**Stored records:**

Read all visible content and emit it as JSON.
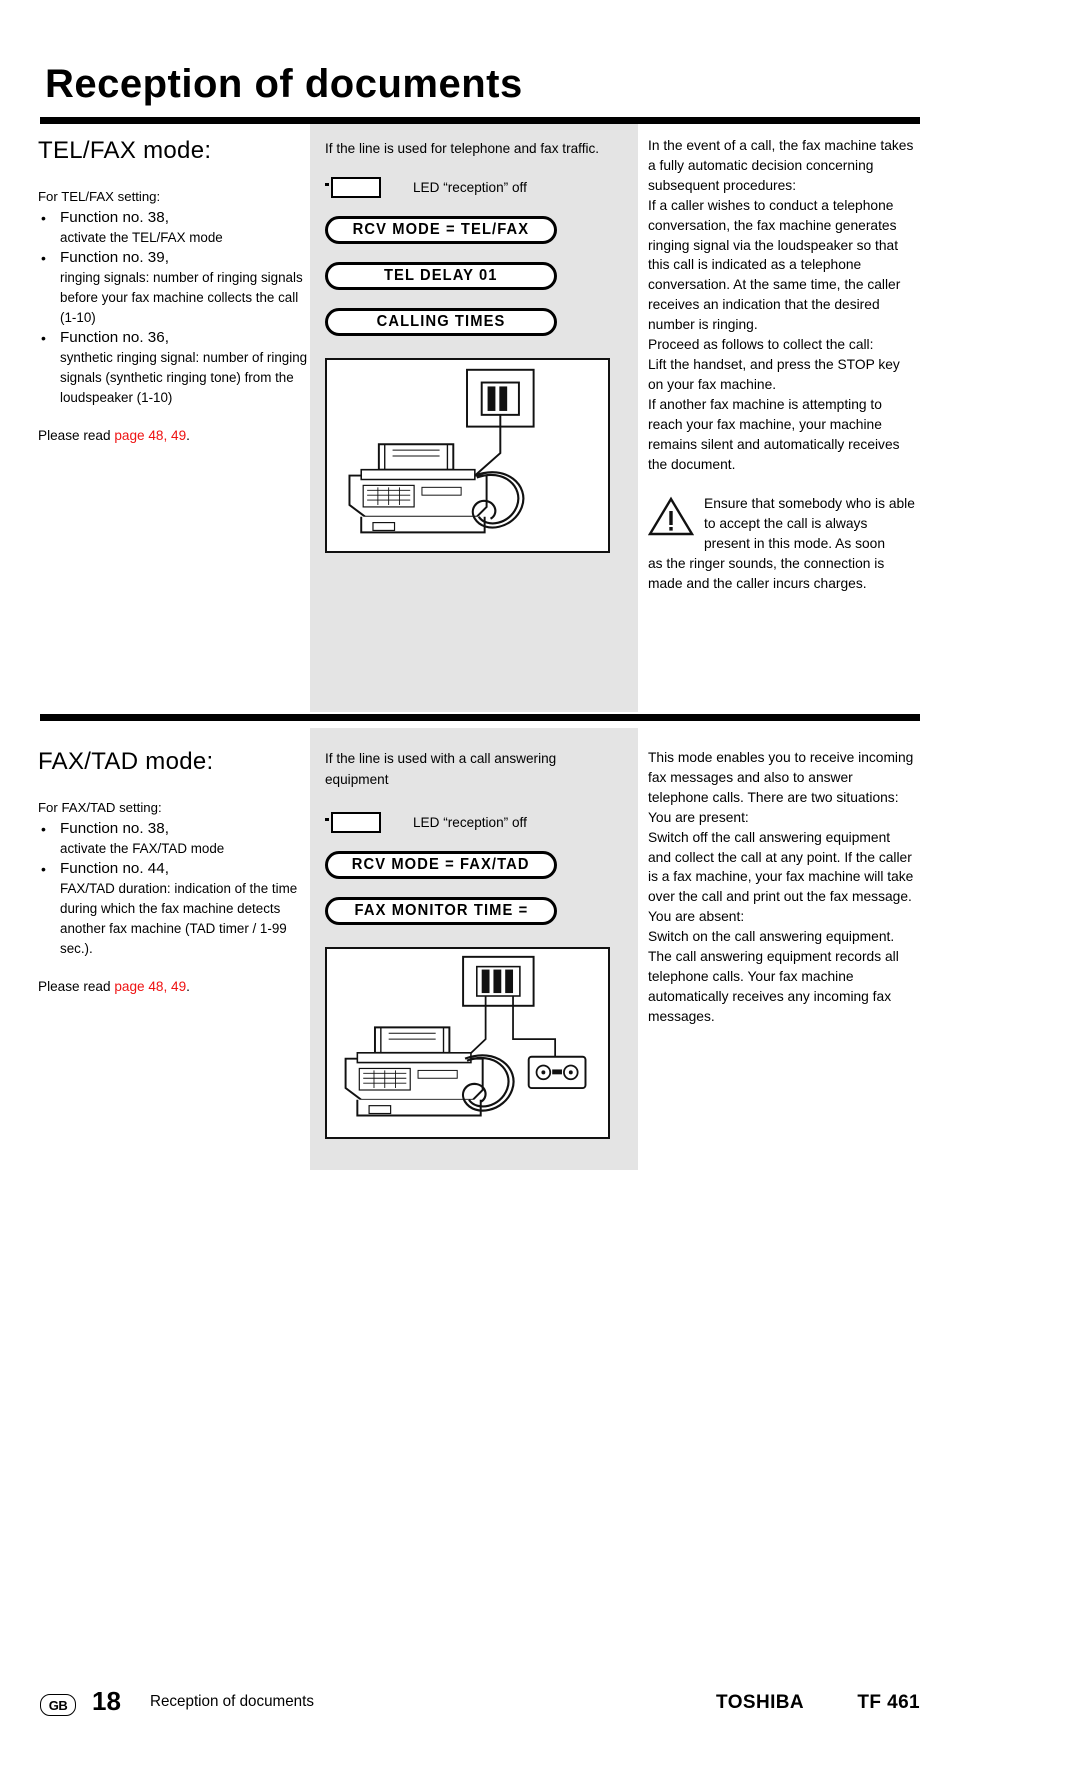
{
  "header": {
    "title": "Reception of documents"
  },
  "sections": [
    {
      "id": "telfax",
      "heading": "TEL/FAX mode:",
      "settings_lead": "For TEL/FAX setting:",
      "functions": [
        {
          "title": "Function no. 38,",
          "desc": "activate the TEL/FAX mode"
        },
        {
          "title": "Function no. 39,",
          "desc": "ringing signals: number of ringing signals before your fax machine collects the call (1-10)"
        },
        {
          "title": "Function no. 36,",
          "desc": "synthetic ringing signal: number of ringing signals (synthetic ringing tone) from the loudspeaker (1-10)"
        }
      ],
      "please_read_prefix": "Please read ",
      "please_read_link": "page 48, 49",
      "please_read_suffix": ".",
      "mid_intro": "If the line is used for telephone and fax traffic.",
      "led_label": "LED “reception” off",
      "displays": [
        "RCV MODE  =  TEL/FAX",
        "TEL DELAY        01",
        "CALLING TIMES"
      ],
      "illustration_name": "fax-machine-with-handset-and-wall-socket",
      "right_paragraphs": [
        "In the event of a call, the fax machine takes a fully automatic decision concerning subsequent procedures:",
        "If a caller wishes to conduct a telephone conversation, the fax machine generates ringing signal via the loudspeaker so that this call is indicated as a telephone conversation. At the same time, the caller receives an indication that the desired number is ringing.",
        "Proceed as follows to collect the call:",
        "Lift the handset, and press the STOP key on your fax machine.",
        "If another fax machine is attempting to reach your fax machine, your machine remains silent and automatically receives the document."
      ],
      "warning_text_top": "Ensure that somebody who is able to accept the call is always present in this mode. As soon",
      "warning_text_bottom": "as the ringer sounds, the connection is made and the caller incurs charges."
    },
    {
      "id": "faxtad",
      "heading": "FAX/TAD mode:",
      "settings_lead": "For FAX/TAD setting:",
      "functions": [
        {
          "title": "Function no. 38,",
          "desc": "activate the FAX/TAD mode"
        },
        {
          "title": "Function no. 44,",
          "desc": "FAX/TAD duration: indication of the time during which the fax machine detects another fax machine (TAD timer / 1-99 sec.)."
        }
      ],
      "please_read_prefix": "Please read ",
      "please_read_link": "page 48, 49",
      "please_read_suffix": ".",
      "mid_intro": "If the line is used with a call answering equipment",
      "led_label": "LED “reception” off",
      "displays": [
        "RCV MODE  =  FAX/TAD",
        "FAX MONITOR TIME ="
      ],
      "illustration_name": "fax-machine-with-handset-and-answering-machine",
      "right_paragraphs": [
        "This mode enables you to receive incoming fax messages and also to answer telephone calls. There are two situations:"
      ],
      "present_head": "You are present:",
      "present_body": "Switch off the call answering equipment and collect the call at any point. If the caller is a fax machine, your fax machine will take over the call and print out the fax message.",
      "absent_head": "You are absent:",
      "absent_body": "Switch on the call answering equipment. The call answering equipment records all telephone calls. Your fax machine automatically receives any incoming fax messages."
    }
  ],
  "footer": {
    "locale_badge": "GB",
    "page_number": "18",
    "title": "Reception of documents",
    "brand": "TOSHIBA",
    "model": "TF 461"
  },
  "colors": {
    "link_red": "#ee1111",
    "panel_gray": "#e4e4e4",
    "rule_black": "#000000"
  }
}
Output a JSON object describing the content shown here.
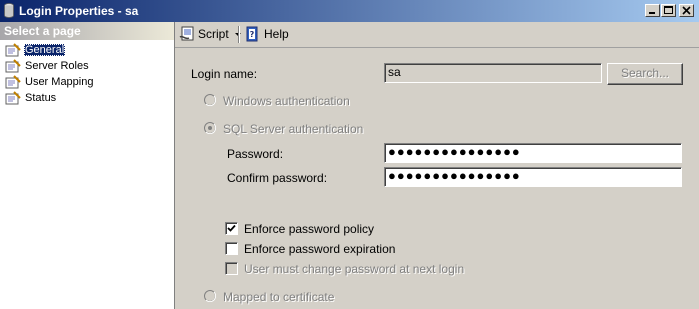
{
  "window": {
    "title": "Login Properties - sa"
  },
  "sidebar": {
    "header": "Select a page",
    "items": [
      {
        "label": "General",
        "selected": true
      },
      {
        "label": "Server Roles",
        "selected": false
      },
      {
        "label": "User Mapping",
        "selected": false
      },
      {
        "label": "Status",
        "selected": false
      }
    ]
  },
  "toolbar": {
    "script_label": "Script",
    "help_label": "Help"
  },
  "form": {
    "login_name_label": "Login name:",
    "login_name_value": "sa",
    "search_label": "Search...",
    "windows_auth_label": "Windows authentication",
    "sql_auth_label": "SQL Server authentication",
    "password_label": "Password:",
    "password_value": "●●●●●●●●●●●●●●●",
    "confirm_password_label": "Confirm password:",
    "confirm_password_value": "●●●●●●●●●●●●●●●",
    "enforce_policy_label": "Enforce password policy",
    "enforce_policy_checked": true,
    "enforce_expiration_label": "Enforce password expiration",
    "enforce_expiration_checked": false,
    "must_change_label": "User must change password at next login",
    "must_change_checked": false,
    "mapped_cert_label": "Mapped to certificate"
  }
}
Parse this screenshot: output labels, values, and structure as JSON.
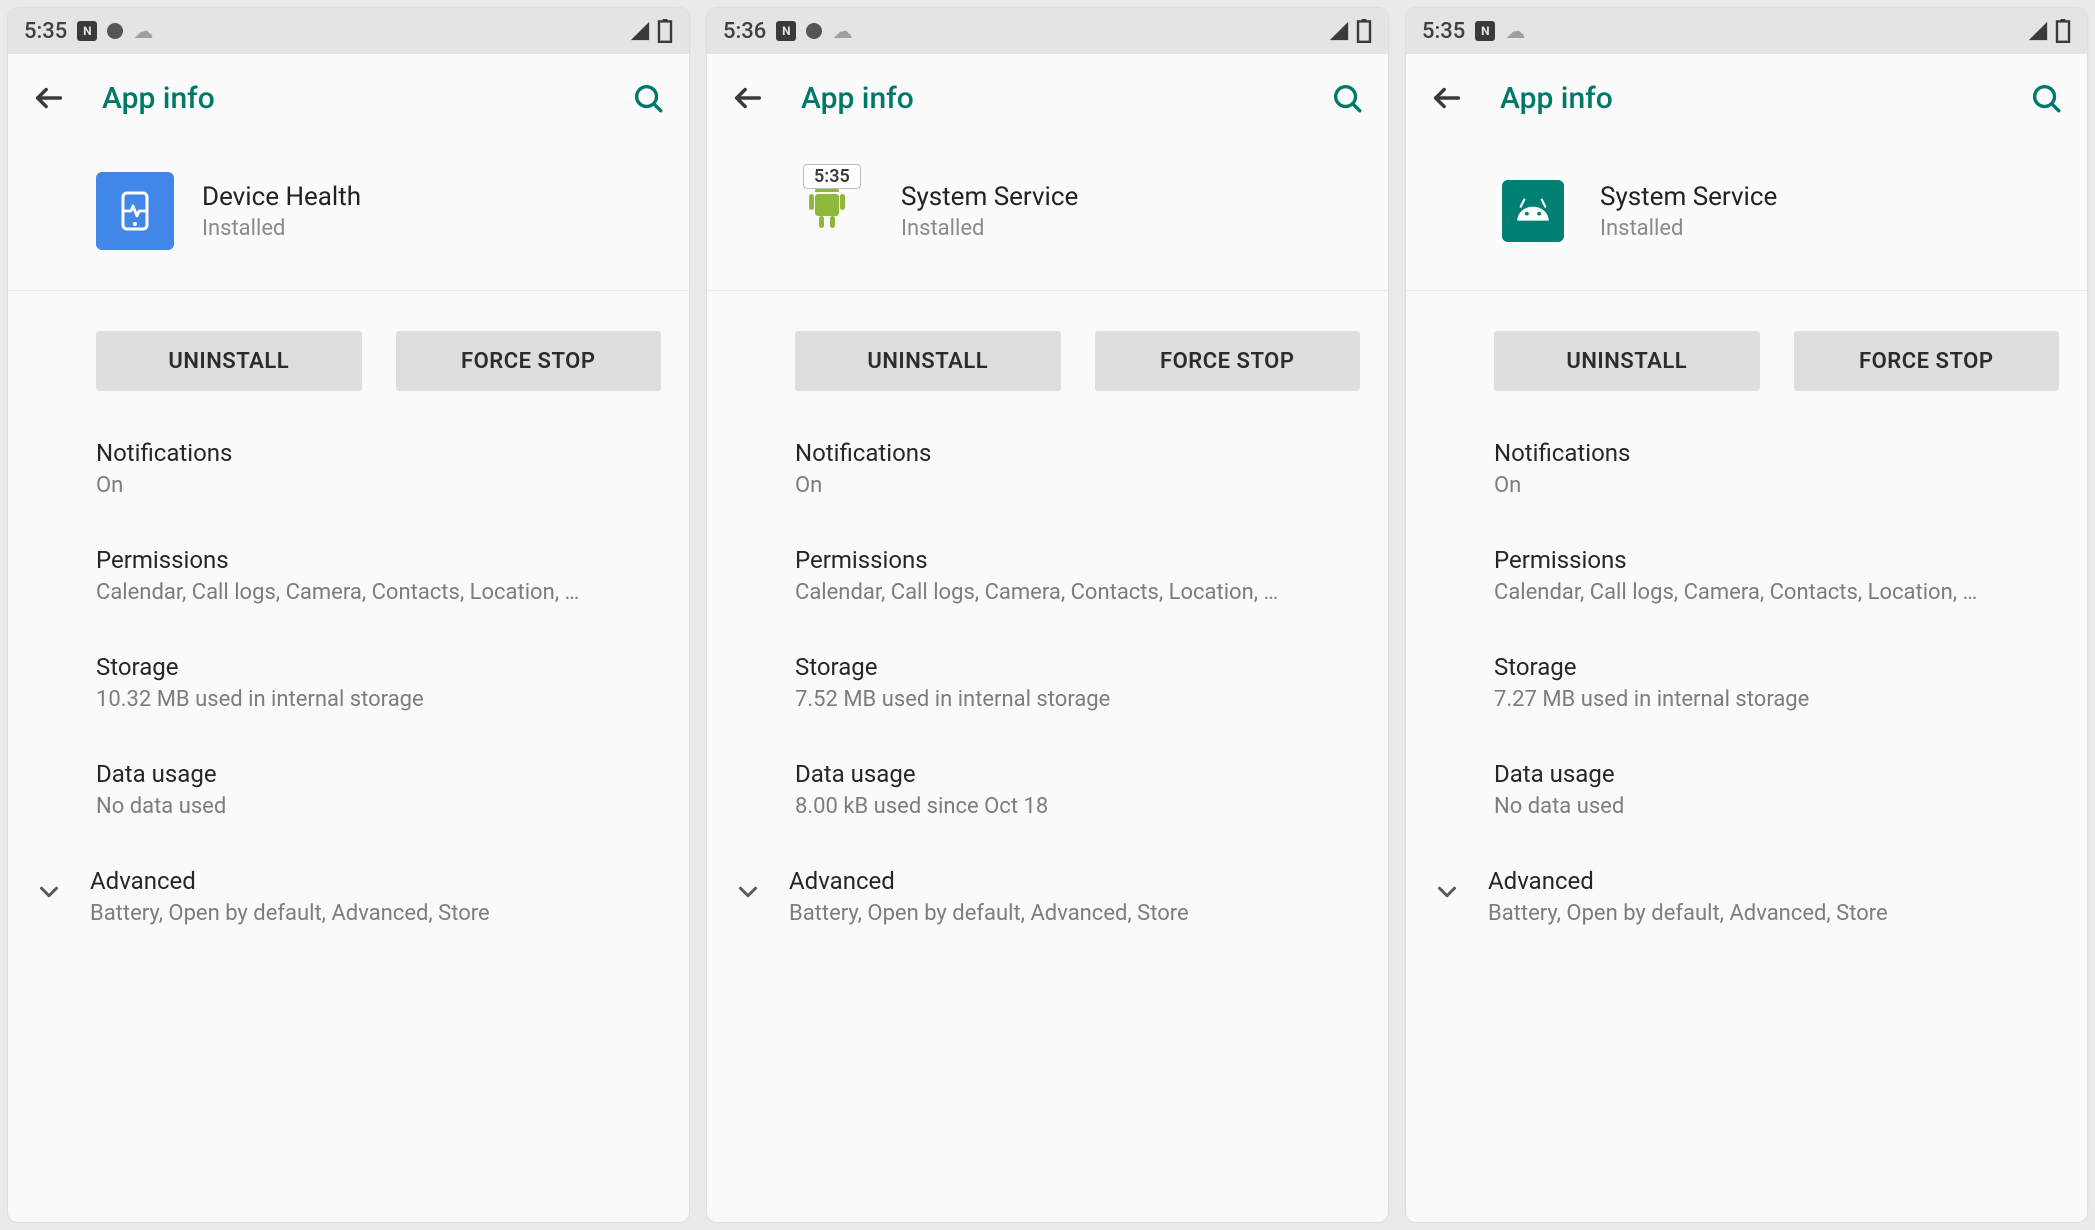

**What you have to do:**
Working from the lines above, reproduce the material exactly and exclude its pictures.

**Problem solution:**
Read all visible content and emit it as JSON.
{
  "header": {
    "title": "Reception of documents"
  },
  "sections": [
    {
      "id": "telfax",
      "heading": "TEL/FAX mode:",
      "settings_lead": "For TEL/FAX setting:",
      "functions": [
        {
          "title": "Function no. 38,",
          "desc": "activate the TEL/FAX mode"
        },
        {
          "title": "Function no. 39,",
          "desc": "ringing signals: number of ringing signals before your fax machine collects the call (1-10)"
        },
        {
          "title": "Function no. 36,",
          "desc": "synthetic ringing signal: number of ringing signals (synthetic ringing tone) from the loudspeaker (1-10)"
        }
      ],
      "please_read_prefix": "Please read ",
      "please_read_link": "page 48, 49",
      "please_read_suffix": ".",
      "mid_intro": "If the line is used for telephone and fax traffic.",
      "led_label": "LED “reception” off",
      "displays": [
        "RCV MODE  =  TEL/FAX",
        "TEL DELAY        01",
        "CALLING TIMES"
      ],
      "illustration_name": "fax-machine-with-handset-and-wall-socket",
      "right_paragraphs": [
        "In the event of a call, the fax machine takes a fully automatic decision concerning subsequent procedures:",
        "If a caller wishes to conduct a telephone conversation, the fax machine generates ringing signal via the loudspeaker so that this call is indicated as a telephone conversation. At the same time, the caller receives an indication that the desired number is ringing.",
        "Proceed as follows to collect the call:",
        "Lift the handset, and press the STOP key on your fax machine.",
        "If another fax machine is attempting to reach your fax machine, your machine remains silent and automatically receives the document."
      ],
      "warning_text_top": "Ensure that somebody who is able to accept the call is always present in this mode. As soon",
      "warning_text_bottom": "as the ringer sounds, the connection is made and the caller incurs charges."
    },
    {
      "id": "faxtad",
      "heading": "FAX/TAD mode:",
      "settings_lead": "For FAX/TAD setting:",
      "functions": [
        {
          "title": "Function no. 38,",
          "desc": "activate the FAX/TAD mode"
        },
        {
          "title": "Function no. 44,",
          "desc": "FAX/TAD duration: indication of the time during which the fax machine detects another fax machine (TAD timer / 1-99 sec.)."
        }
      ],
      "please_read_prefix": "Please read ",
      "please_read_link": "page 48, 49",
      "please_read_suffix": ".",
      "mid_intro": "If the line is used with a call answering equipment",
      "led_label": "LED “reception” off",
      "displays": [
        "RCV MODE  =  FAX/TAD",
        "FAX MONITOR TIME ="
      ],
      "illustration_name": "fax-machine-with-handset-and-answering-machine",
      "right_paragraphs": [
        "This mode enables you to receive incoming fax messages and also to answer telephone calls. There are two situations:"
      ],
      "present_head": "You are present:",
      "present_body": "Switch off the call answering equipment and collect the call at any point. If the caller is a fax machine, your fax machine will take over the call and print out the fax message.",
      "absent_head": "You are absent:",
      "absent_body": "Switch on the call answering equipment. The call answering equipment records all telephone calls. Your fax machine automatically receives any incoming fax messages."
    }
  ],
  "footer": {
    "locale_badge": "GB",
    "page_number": "18",
    "title": "Reception of documents",
    "brand": "TOSHIBA",
    "model": "TF 461"
  },
  "colors": {
    "link_red": "#ee1111",
    "panel_gray": "#e4e4e4",
    "rule_black": "#000000"
  }
}
Output a JSON object describing the content shown here.
{
  "window": {
    "title": "Login Properties - sa"
  },
  "sidebar": {
    "header": "Select a page",
    "items": [
      {
        "label": "General",
        "selected": true
      },
      {
        "label": "Server Roles",
        "selected": false
      },
      {
        "label": "User Mapping",
        "selected": false
      },
      {
        "label": "Status",
        "selected": false
      }
    ]
  },
  "toolbar": {
    "script_label": "Script",
    "help_label": "Help"
  },
  "form": {
    "login_name_label": "Login name:",
    "login_name_value": "sa",
    "search_label": "Search...",
    "windows_auth_label": "Windows authentication",
    "sql_auth_label": "SQL Server authentication",
    "password_label": "Password:",
    "password_value": "●●●●●●●●●●●●●●●",
    "confirm_password_label": "Confirm password:",
    "confirm_password_value": "●●●●●●●●●●●●●●●",
    "enforce_policy_label": "Enforce password policy",
    "enforce_policy_checked": true,
    "enforce_expiration_label": "Enforce password expiration",
    "enforce_expiration_checked": false,
    "must_change_label": "User must change password at next login",
    "must_change_checked": false,
    "mapped_cert_label": "Mapped to certificate"
  }
}
Parse this screenshot: output labels, values, and structure as JSON.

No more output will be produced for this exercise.